→ **Exercise requirements**
Write every entry out again exactly, please, and skip the pictures.

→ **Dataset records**
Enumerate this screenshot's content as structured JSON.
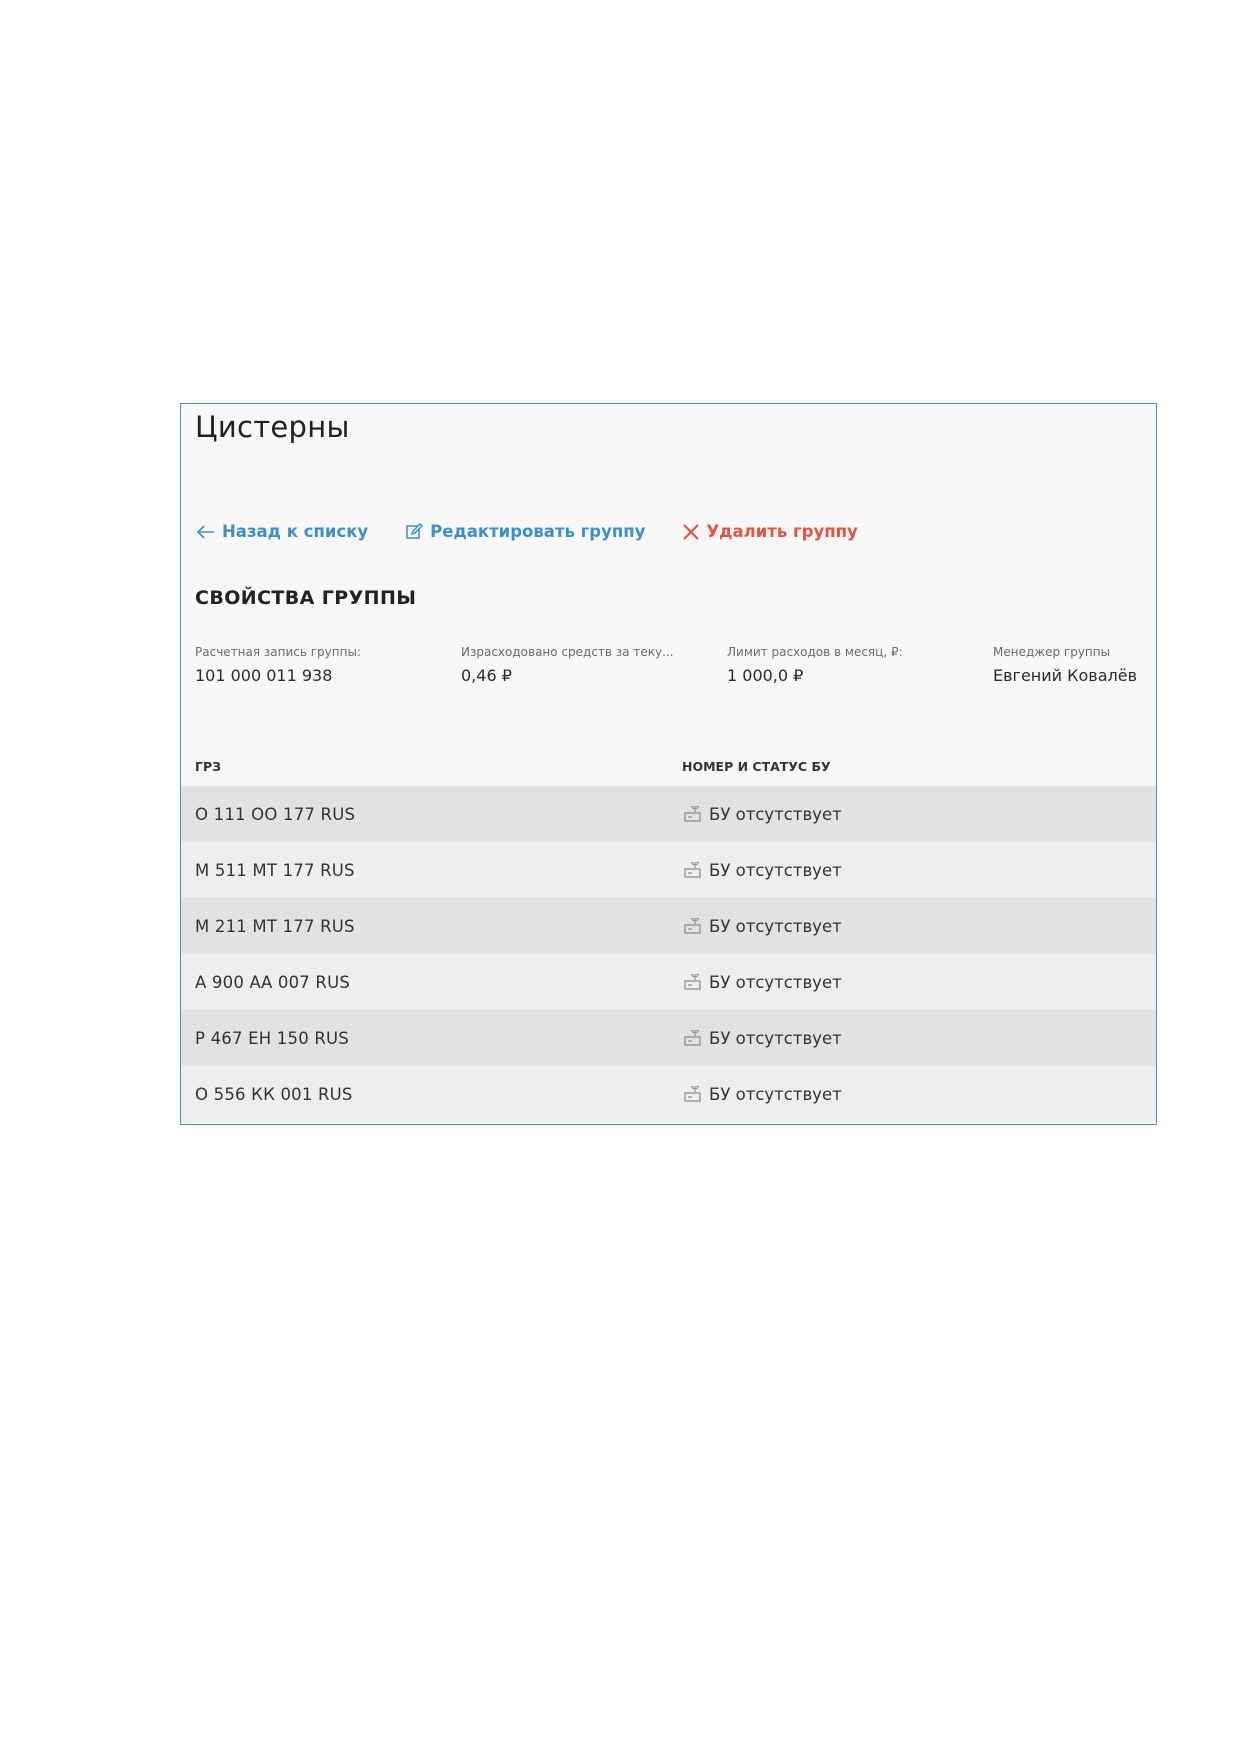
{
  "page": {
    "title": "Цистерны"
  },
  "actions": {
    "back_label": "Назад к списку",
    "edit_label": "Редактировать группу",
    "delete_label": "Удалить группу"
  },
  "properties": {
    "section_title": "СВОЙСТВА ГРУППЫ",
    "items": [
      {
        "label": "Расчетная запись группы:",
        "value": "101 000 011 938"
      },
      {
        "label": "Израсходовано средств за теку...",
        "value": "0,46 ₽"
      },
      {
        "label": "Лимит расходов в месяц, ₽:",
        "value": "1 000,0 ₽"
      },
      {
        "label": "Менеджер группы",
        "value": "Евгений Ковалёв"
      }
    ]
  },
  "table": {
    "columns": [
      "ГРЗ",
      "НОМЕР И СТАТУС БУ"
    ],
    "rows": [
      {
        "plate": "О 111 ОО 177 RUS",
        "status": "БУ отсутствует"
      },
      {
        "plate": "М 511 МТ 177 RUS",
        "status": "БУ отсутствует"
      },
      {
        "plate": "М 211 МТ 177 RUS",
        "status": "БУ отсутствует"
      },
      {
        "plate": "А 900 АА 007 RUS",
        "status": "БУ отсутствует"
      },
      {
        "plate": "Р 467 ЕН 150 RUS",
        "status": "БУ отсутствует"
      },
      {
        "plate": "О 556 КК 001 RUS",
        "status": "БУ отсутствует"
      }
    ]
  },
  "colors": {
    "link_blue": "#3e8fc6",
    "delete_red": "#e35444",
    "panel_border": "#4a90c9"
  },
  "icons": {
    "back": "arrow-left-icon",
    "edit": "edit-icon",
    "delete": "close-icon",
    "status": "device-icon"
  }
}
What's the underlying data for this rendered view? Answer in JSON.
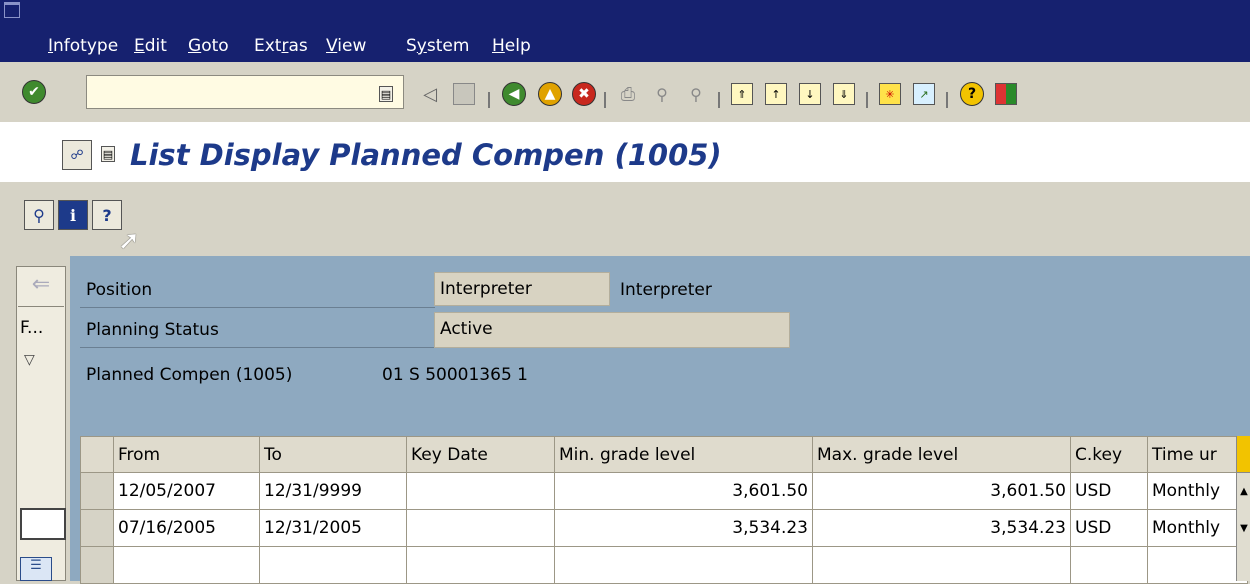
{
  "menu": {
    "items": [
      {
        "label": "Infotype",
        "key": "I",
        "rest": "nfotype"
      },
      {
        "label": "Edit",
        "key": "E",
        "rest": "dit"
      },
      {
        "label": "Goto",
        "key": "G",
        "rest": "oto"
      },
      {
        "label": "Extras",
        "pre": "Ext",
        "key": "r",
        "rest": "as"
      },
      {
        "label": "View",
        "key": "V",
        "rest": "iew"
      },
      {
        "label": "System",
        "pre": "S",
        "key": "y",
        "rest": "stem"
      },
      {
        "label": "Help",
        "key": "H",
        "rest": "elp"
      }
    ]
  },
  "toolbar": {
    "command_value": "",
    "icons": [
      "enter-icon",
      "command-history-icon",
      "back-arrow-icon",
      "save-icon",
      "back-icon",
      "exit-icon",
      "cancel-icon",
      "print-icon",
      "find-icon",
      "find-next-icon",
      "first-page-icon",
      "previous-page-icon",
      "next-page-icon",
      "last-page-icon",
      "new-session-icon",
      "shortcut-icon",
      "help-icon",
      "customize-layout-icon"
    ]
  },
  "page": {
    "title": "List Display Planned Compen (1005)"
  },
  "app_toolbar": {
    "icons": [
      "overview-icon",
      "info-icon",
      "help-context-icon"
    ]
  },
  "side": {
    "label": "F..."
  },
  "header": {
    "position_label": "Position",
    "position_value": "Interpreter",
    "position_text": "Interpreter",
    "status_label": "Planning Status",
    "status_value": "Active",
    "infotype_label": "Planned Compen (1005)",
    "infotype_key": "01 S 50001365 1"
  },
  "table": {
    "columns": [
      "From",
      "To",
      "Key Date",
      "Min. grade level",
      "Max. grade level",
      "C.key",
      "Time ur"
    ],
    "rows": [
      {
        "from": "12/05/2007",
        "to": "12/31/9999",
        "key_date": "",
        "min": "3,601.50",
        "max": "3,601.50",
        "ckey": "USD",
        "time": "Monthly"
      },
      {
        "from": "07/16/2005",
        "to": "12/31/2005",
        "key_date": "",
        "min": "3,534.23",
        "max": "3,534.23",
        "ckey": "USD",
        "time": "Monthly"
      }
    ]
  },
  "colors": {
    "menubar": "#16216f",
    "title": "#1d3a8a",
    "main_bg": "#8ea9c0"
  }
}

→ **Reply to the exercise**
Enumerate this screenshot's content as structured JSON.
{
  "page": {
    "title": "Цистерны"
  },
  "actions": {
    "back_label": "Назад к списку",
    "edit_label": "Редактировать группу",
    "delete_label": "Удалить группу"
  },
  "properties": {
    "section_title": "СВОЙСТВА ГРУППЫ",
    "items": [
      {
        "label": "Расчетная запись группы:",
        "value": "101 000 011 938"
      },
      {
        "label": "Израсходовано средств за теку...",
        "value": "0,46 ₽"
      },
      {
        "label": "Лимит расходов в месяц, ₽:",
        "value": "1 000,0 ₽"
      },
      {
        "label": "Менеджер группы",
        "value": "Евгений Ковалёв"
      }
    ]
  },
  "table": {
    "columns": [
      "ГРЗ",
      "НОМЕР И СТАТУС БУ"
    ],
    "rows": [
      {
        "plate": "О 111 ОО 177 RUS",
        "status": "БУ отсутствует"
      },
      {
        "plate": "М 511 МТ 177 RUS",
        "status": "БУ отсутствует"
      },
      {
        "plate": "М 211 МТ 177 RUS",
        "status": "БУ отсутствует"
      },
      {
        "plate": "А 900 АА 007 RUS",
        "status": "БУ отсутствует"
      },
      {
        "plate": "Р 467 ЕН 150 RUS",
        "status": "БУ отсутствует"
      },
      {
        "plate": "О 556 КК 001 RUS",
        "status": "БУ отсутствует"
      }
    ]
  },
  "colors": {
    "link_blue": "#3e8fc6",
    "delete_red": "#e35444",
    "panel_border": "#4a90c9"
  },
  "icons": {
    "back": "arrow-left-icon",
    "edit": "edit-icon",
    "delete": "close-icon",
    "status": "device-icon"
  }
}
What's the underlying data for this rendered view? Answer in JSON.
{
  "menu": {
    "items": [
      {
        "label": "Infotype",
        "key": "I",
        "rest": "nfotype"
      },
      {
        "label": "Edit",
        "key": "E",
        "rest": "dit"
      },
      {
        "label": "Goto",
        "key": "G",
        "rest": "oto"
      },
      {
        "label": "Extras",
        "pre": "Ext",
        "key": "r",
        "rest": "as"
      },
      {
        "label": "View",
        "key": "V",
        "rest": "iew"
      },
      {
        "label": "System",
        "pre": "S",
        "key": "y",
        "rest": "stem"
      },
      {
        "label": "Help",
        "key": "H",
        "rest": "elp"
      }
    ]
  },
  "toolbar": {
    "command_value": "",
    "icons": [
      "enter-icon",
      "command-history-icon",
      "back-arrow-icon",
      "save-icon",
      "back-icon",
      "exit-icon",
      "cancel-icon",
      "print-icon",
      "find-icon",
      "find-next-icon",
      "first-page-icon",
      "previous-page-icon",
      "next-page-icon",
      "last-page-icon",
      "new-session-icon",
      "shortcut-icon",
      "help-icon",
      "customize-layout-icon"
    ]
  },
  "page": {
    "title": "List Display Planned Compen (1005)"
  },
  "app_toolbar": {
    "icons": [
      "overview-icon",
      "info-icon",
      "help-context-icon"
    ]
  },
  "side": {
    "label": "F..."
  },
  "header": {
    "position_label": "Position",
    "position_value": "Interpreter",
    "position_text": "Interpreter",
    "status_label": "Planning Status",
    "status_value": "Active",
    "infotype_label": "Planned Compen (1005)",
    "infotype_key": "01 S 50001365 1"
  },
  "table": {
    "columns": [
      "From",
      "To",
      "Key Date",
      "Min. grade level",
      "Max. grade level",
      "C.key",
      "Time ur"
    ],
    "rows": [
      {
        "from": "12/05/2007",
        "to": "12/31/9999",
        "key_date": "",
        "min": "3,601.50",
        "max": "3,601.50",
        "ckey": "USD",
        "time": "Monthly"
      },
      {
        "from": "07/16/2005",
        "to": "12/31/2005",
        "key_date": "",
        "min": "3,534.23",
        "max": "3,534.23",
        "ckey": "USD",
        "time": "Monthly"
      }
    ]
  },
  "colors": {
    "menubar": "#16216f",
    "title": "#1d3a8a",
    "main_bg": "#8ea9c0"
  }
}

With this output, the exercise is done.